REQUIREMENT –
Restate the entries word for word, omitting nothing.

EXCERPTED DATA –

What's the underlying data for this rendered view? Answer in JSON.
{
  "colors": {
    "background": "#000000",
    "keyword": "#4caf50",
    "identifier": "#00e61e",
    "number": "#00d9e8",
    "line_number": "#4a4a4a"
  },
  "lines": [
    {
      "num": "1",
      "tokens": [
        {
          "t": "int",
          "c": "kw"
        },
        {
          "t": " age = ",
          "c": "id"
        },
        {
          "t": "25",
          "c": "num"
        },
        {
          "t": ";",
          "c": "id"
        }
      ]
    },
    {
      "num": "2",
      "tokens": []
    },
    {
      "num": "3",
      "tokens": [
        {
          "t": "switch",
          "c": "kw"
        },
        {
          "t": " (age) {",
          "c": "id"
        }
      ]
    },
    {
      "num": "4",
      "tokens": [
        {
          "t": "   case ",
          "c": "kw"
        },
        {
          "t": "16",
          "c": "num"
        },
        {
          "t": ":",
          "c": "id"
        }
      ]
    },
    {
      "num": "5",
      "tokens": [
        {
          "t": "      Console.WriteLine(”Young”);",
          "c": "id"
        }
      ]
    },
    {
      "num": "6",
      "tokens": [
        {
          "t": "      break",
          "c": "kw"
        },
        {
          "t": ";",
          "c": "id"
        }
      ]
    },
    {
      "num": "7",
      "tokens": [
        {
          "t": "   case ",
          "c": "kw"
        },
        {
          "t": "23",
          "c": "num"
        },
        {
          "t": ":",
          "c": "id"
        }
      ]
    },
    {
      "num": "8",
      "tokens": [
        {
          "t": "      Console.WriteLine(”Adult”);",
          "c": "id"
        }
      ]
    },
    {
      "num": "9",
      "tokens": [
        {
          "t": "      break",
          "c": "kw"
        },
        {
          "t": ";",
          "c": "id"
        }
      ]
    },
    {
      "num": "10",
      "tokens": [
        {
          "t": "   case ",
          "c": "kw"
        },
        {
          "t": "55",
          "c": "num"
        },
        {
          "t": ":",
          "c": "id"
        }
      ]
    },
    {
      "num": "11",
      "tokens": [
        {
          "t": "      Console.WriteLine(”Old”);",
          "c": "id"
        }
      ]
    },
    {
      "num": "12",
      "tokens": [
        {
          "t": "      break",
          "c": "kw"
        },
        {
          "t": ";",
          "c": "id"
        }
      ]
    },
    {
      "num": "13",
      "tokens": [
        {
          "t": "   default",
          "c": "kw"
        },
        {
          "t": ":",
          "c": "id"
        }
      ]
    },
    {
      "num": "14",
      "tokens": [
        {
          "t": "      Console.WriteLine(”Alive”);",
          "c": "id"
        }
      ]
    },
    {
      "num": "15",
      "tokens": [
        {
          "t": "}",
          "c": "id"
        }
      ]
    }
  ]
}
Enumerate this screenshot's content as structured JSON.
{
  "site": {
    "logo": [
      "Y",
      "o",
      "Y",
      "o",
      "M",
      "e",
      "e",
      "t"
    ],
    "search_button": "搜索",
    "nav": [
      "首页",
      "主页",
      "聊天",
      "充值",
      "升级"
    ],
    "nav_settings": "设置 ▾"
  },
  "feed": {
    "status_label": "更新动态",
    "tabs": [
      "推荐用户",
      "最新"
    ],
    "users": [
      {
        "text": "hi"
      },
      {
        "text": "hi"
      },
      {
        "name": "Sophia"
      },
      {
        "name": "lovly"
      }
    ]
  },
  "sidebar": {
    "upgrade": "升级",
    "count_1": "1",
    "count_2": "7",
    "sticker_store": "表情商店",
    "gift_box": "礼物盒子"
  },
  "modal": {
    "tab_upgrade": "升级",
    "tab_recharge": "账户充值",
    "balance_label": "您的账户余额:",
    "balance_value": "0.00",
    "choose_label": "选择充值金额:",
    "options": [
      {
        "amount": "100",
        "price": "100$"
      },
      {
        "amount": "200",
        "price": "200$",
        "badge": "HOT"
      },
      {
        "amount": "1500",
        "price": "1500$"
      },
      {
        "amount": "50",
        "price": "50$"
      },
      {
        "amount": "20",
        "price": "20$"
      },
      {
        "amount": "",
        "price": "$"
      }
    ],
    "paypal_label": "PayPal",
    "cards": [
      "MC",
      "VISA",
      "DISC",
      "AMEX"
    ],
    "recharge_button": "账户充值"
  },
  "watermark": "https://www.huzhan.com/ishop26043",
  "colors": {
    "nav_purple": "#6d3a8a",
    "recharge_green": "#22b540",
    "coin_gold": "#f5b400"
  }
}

OUTPUT BELOW –
What's the underlying data for this rendered view? Answer in JSON.
{
  "colors": {
    "background": "#000000",
    "keyword": "#4caf50",
    "identifier": "#00e61e",
    "number": "#00d9e8",
    "line_number": "#4a4a4a"
  },
  "lines": [
    {
      "num": "1",
      "tokens": [
        {
          "t": "int",
          "c": "kw"
        },
        {
          "t": " age = ",
          "c": "id"
        },
        {
          "t": "25",
          "c": "num"
        },
        {
          "t": ";",
          "c": "id"
        }
      ]
    },
    {
      "num": "2",
      "tokens": []
    },
    {
      "num": "3",
      "tokens": [
        {
          "t": "switch",
          "c": "kw"
        },
        {
          "t": " (age) {",
          "c": "id"
        }
      ]
    },
    {
      "num": "4",
      "tokens": [
        {
          "t": "   case ",
          "c": "kw"
        },
        {
          "t": "16",
          "c": "num"
        },
        {
          "t": ":",
          "c": "id"
        }
      ]
    },
    {
      "num": "5",
      "tokens": [
        {
          "t": "      Console.WriteLine(”Young”);",
          "c": "id"
        }
      ]
    },
    {
      "num": "6",
      "tokens": [
        {
          "t": "      break",
          "c": "kw"
        },
        {
          "t": ";",
          "c": "id"
        }
      ]
    },
    {
      "num": "7",
      "tokens": [
        {
          "t": "   case ",
          "c": "kw"
        },
        {
          "t": "23",
          "c": "num"
        },
        {
          "t": ":",
          "c": "id"
        }
      ]
    },
    {
      "num": "8",
      "tokens": [
        {
          "t": "      Console.WriteLine(”Adult”);",
          "c": "id"
        }
      ]
    },
    {
      "num": "9",
      "tokens": [
        {
          "t": "      break",
          "c": "kw"
        },
        {
          "t": ";",
          "c": "id"
        }
      ]
    },
    {
      "num": "10",
      "tokens": [
        {
          "t": "   case ",
          "c": "kw"
        },
        {
          "t": "55",
          "c": "num"
        },
        {
          "t": ":",
          "c": "id"
        }
      ]
    },
    {
      "num": "11",
      "tokens": [
        {
          "t": "      Console.WriteLine(”Old”);",
          "c": "id"
        }
      ]
    },
    {
      "num": "12",
      "tokens": [
        {
          "t": "      break",
          "c": "kw"
        },
        {
          "t": ";",
          "c": "id"
        }
      ]
    },
    {
      "num": "13",
      "tokens": [
        {
          "t": "   default",
          "c": "kw"
        },
        {
          "t": ":",
          "c": "id"
        }
      ]
    },
    {
      "num": "14",
      "tokens": [
        {
          "t": "      Console.WriteLine(”Alive”);",
          "c": "id"
        }
      ]
    },
    {
      "num": "15",
      "tokens": [
        {
          "t": "}",
          "c": "id"
        }
      ]
    }
  ]
}
Enumerate this screenshot's content as structured JSON.
{
  "site": {
    "logo": [
      "Y",
      "o",
      "Y",
      "o",
      "M",
      "e",
      "e",
      "t"
    ],
    "search_button": "搜索",
    "nav": [
      "首页",
      "主页",
      "聊天",
      "充值",
      "升级"
    ],
    "nav_settings": "设置 ▾"
  },
  "feed": {
    "status_label": "更新动态",
    "tabs": [
      "推荐用户",
      "最新"
    ],
    "users": [
      {
        "text": "hi"
      },
      {
        "text": "hi"
      },
      {
        "name": "Sophia"
      },
      {
        "name": "lovly"
      }
    ]
  },
  "sidebar": {
    "upgrade": "升级",
    "count_1": "1",
    "count_2": "7",
    "sticker_store": "表情商店",
    "gift_box": "礼物盒子"
  },
  "modal": {
    "tab_upgrade": "升级",
    "tab_recharge": "账户充值",
    "balance_label": "您的账户余额:",
    "balance_value": "0.00",
    "choose_label": "选择充值金额:",
    "options": [
      {
        "amount": "100",
        "price": "100$"
      },
      {
        "amount": "200",
        "price": "200$",
        "badge": "HOT"
      },
      {
        "amount": "1500",
        "price": "1500$"
      },
      {
        "amount": "50",
        "price": "50$"
      },
      {
        "amount": "20",
        "price": "20$"
      },
      {
        "amount": "",
        "price": "$"
      }
    ],
    "paypal_label": "PayPal",
    "cards": [
      "MC",
      "VISA",
      "DISC",
      "AMEX"
    ],
    "recharge_button": "账户充值"
  },
  "watermark": "https://www.huzhan.com/ishop26043",
  "colors": {
    "nav_purple": "#6d3a8a",
    "recharge_green": "#22b540",
    "coin_gold": "#f5b400"
  }
}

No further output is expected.